Stored entries

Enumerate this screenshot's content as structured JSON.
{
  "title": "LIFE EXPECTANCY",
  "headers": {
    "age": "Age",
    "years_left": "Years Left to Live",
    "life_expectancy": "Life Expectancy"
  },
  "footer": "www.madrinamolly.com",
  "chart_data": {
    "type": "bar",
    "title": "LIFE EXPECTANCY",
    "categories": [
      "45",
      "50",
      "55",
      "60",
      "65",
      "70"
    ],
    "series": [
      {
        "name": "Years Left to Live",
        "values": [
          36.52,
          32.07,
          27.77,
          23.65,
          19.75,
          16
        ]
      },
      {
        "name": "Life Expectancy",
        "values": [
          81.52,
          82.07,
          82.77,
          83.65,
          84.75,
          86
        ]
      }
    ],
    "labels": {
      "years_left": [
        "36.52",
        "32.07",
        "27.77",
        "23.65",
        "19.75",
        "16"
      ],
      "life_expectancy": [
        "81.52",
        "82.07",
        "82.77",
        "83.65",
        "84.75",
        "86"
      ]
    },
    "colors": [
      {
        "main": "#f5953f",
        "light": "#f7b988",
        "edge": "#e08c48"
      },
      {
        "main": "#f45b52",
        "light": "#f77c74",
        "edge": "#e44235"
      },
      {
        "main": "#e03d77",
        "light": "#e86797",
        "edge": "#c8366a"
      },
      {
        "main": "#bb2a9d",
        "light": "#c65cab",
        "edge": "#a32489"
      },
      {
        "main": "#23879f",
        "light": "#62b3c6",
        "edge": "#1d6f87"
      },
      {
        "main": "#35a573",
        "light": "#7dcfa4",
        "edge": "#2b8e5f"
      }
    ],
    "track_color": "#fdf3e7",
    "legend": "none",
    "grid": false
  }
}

- [What you should do] Gather each line of the listing that holds the string "main".

- [Expected answer]
        "main": "#f5953f",
        "main": "#f45b52",
        "main": "#e03d77",
        "main": "#bb2a9d",
        "main": "#23879f",
        "main": "#35a573",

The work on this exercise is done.